PROBLEM REQUIREMENTS
Every entry below should be printed exactly, without its images.

Data records:
"""
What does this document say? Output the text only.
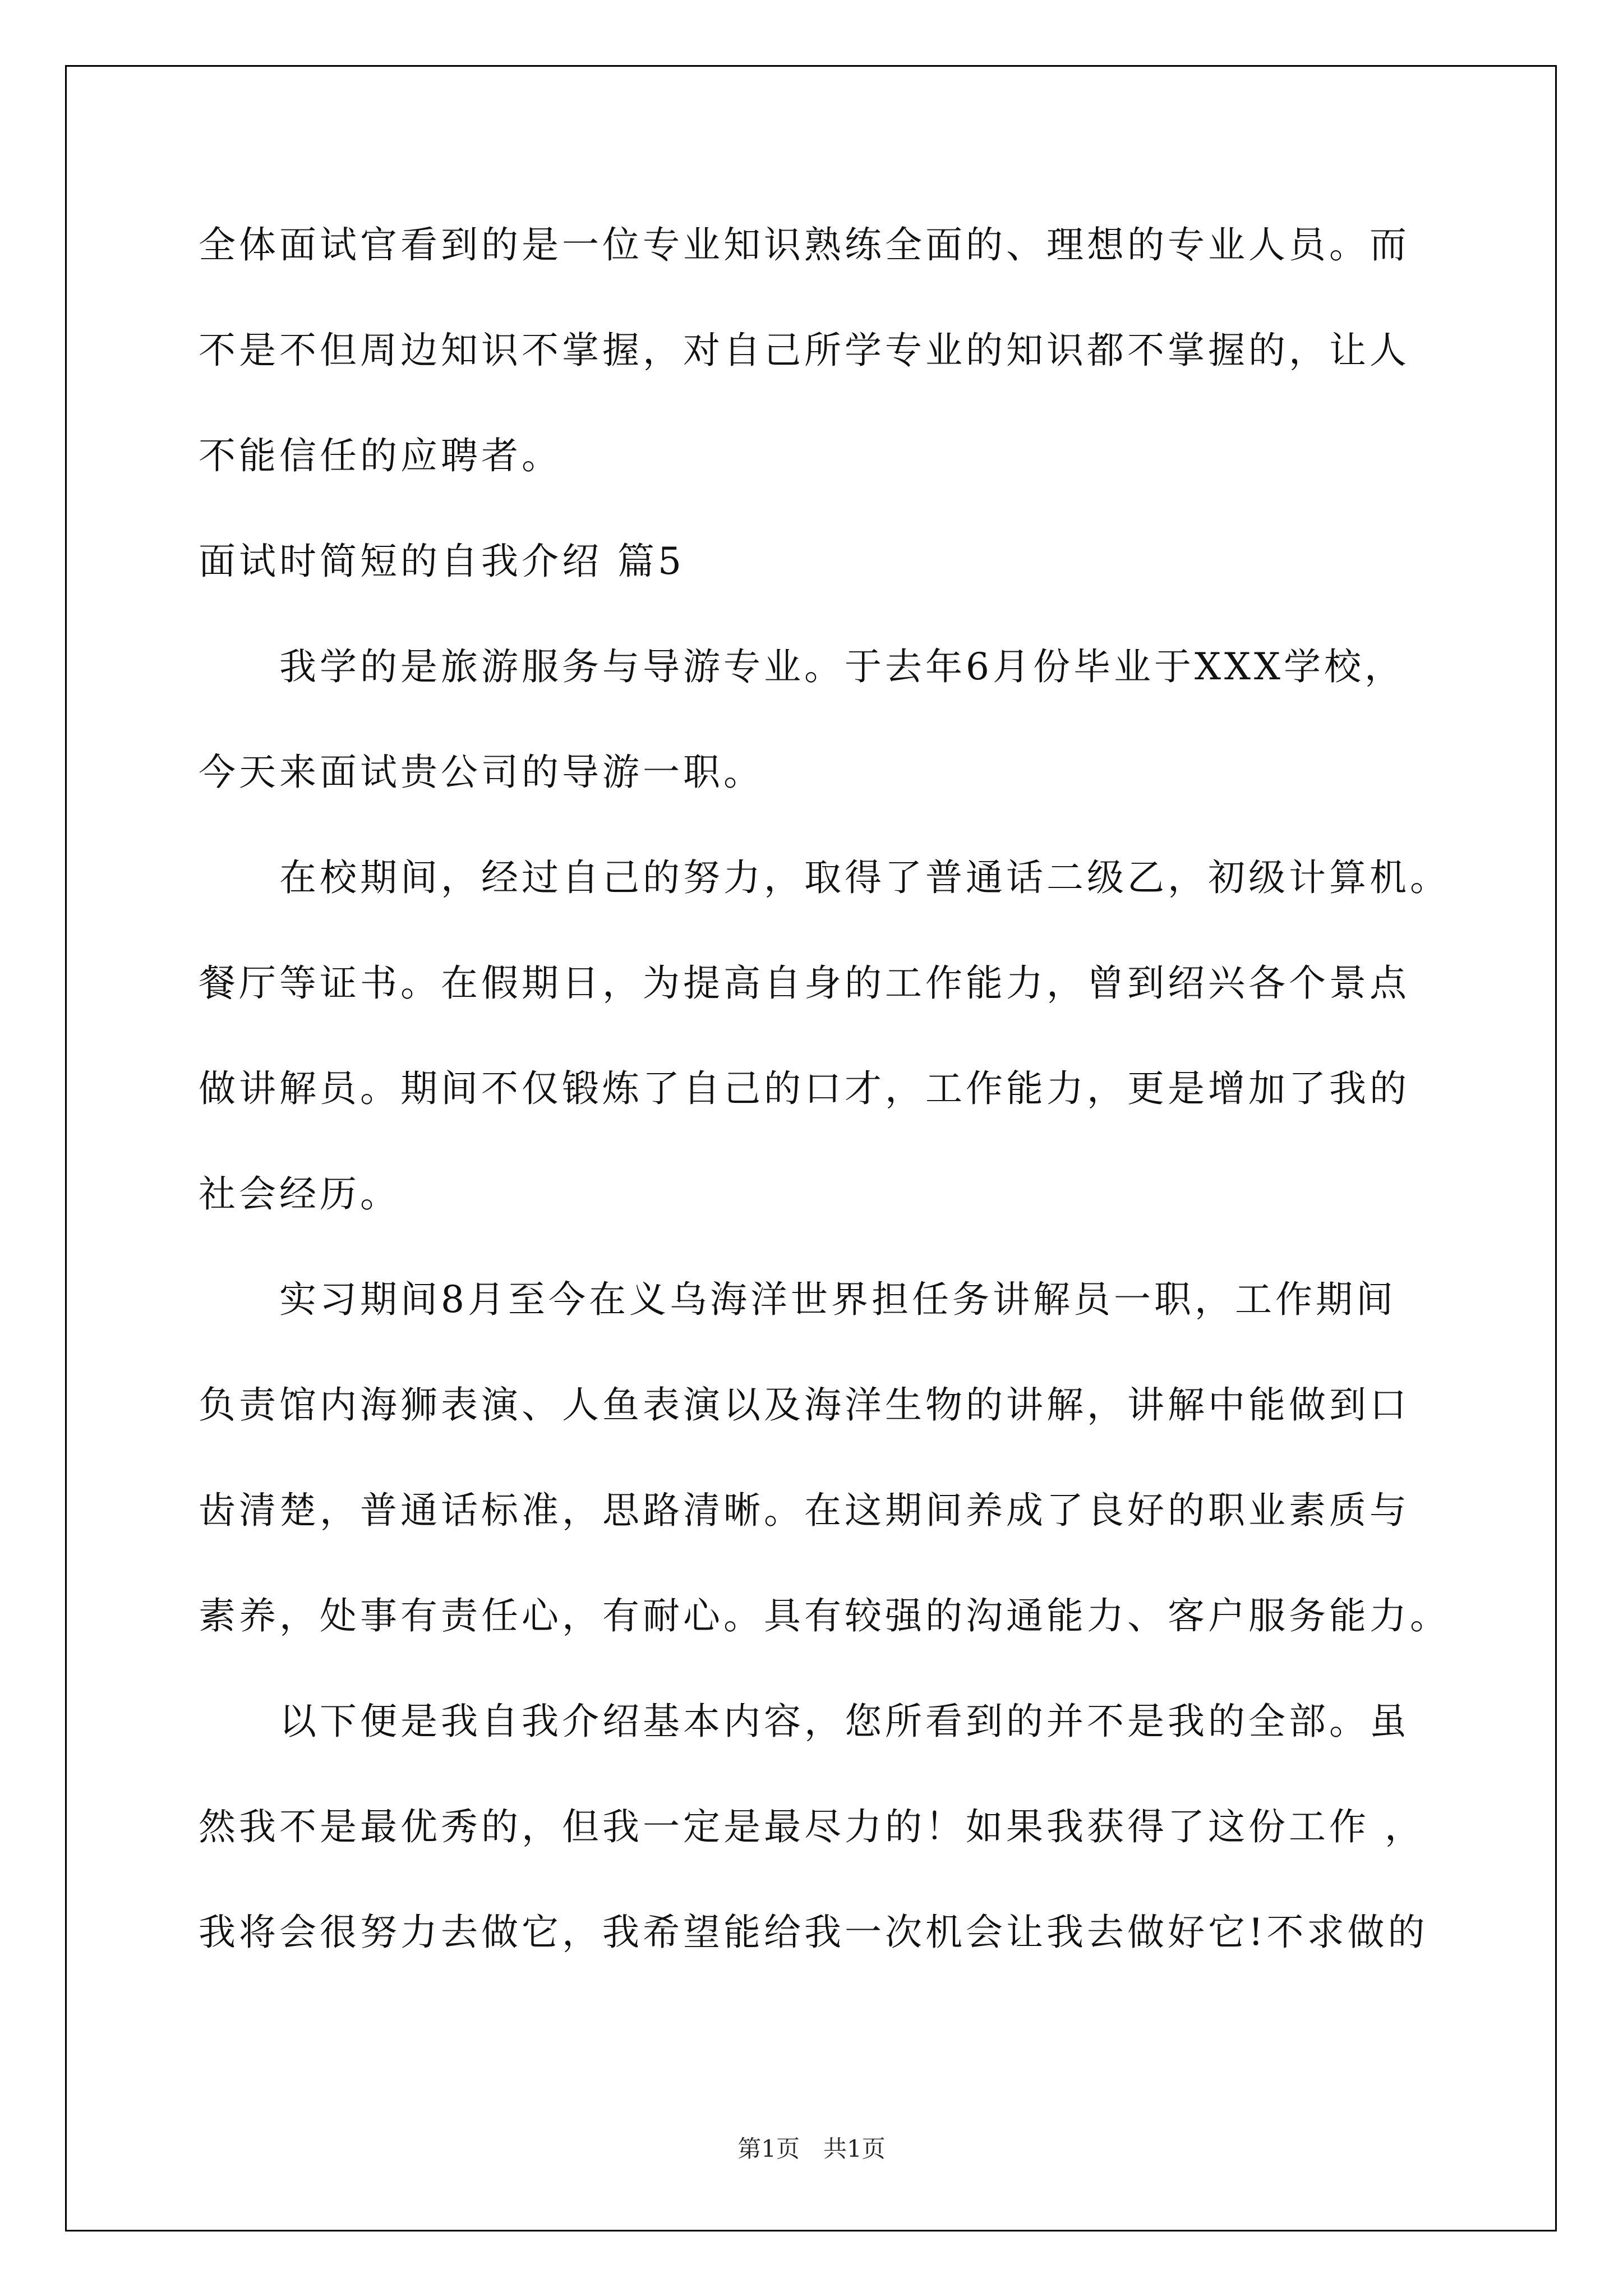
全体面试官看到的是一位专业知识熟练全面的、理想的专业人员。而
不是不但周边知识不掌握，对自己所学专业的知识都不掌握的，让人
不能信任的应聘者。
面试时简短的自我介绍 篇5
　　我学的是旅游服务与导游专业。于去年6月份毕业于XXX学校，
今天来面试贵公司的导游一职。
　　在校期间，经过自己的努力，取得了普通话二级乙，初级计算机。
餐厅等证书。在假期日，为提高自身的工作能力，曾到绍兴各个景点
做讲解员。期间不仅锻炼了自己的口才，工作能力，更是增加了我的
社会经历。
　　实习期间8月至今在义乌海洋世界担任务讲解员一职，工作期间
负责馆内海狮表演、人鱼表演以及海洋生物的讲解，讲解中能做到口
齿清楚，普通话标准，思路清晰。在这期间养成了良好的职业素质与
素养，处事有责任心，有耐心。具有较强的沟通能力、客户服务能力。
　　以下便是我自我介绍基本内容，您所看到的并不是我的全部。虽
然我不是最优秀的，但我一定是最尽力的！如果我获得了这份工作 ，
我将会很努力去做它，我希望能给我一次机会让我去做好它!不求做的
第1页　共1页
"""
RESULT OF THIS EXERCISE
What does this document say? Output the text only.
全体面试官看到的是一位专业知识熟练全面的、理想的专业人员。而
不是不但周边知识不掌握，对自己所学专业的知识都不掌握的，让人
不能信任的应聘者。
面试时简短的自我介绍 篇5
　　我学的是旅游服务与导游专业。于去年6月份毕业于XXX学校，
今天来面试贵公司的导游一职。
　　在校期间，经过自己的努力，取得了普通话二级乙，初级计算机。
餐厅等证书。在假期日，为提高自身的工作能力，曾到绍兴各个景点
做讲解员。期间不仅锻炼了自己的口才，工作能力，更是增加了我的
社会经历。
　　实习期间8月至今在义乌海洋世界担任务讲解员一职，工作期间
负责馆内海狮表演、人鱼表演以及海洋生物的讲解，讲解中能做到口
齿清楚，普通话标准，思路清晰。在这期间养成了良好的职业素质与
素养，处事有责任心，有耐心。具有较强的沟通能力、客户服务能力。
　　以下便是我自我介绍基本内容，您所看到的并不是我的全部。虽
然我不是最优秀的，但我一定是最尽力的！如果我获得了这份工作 ，
我将会很努力去做它，我希望能给我一次机会让我去做好它!不求做的
第1页　共1页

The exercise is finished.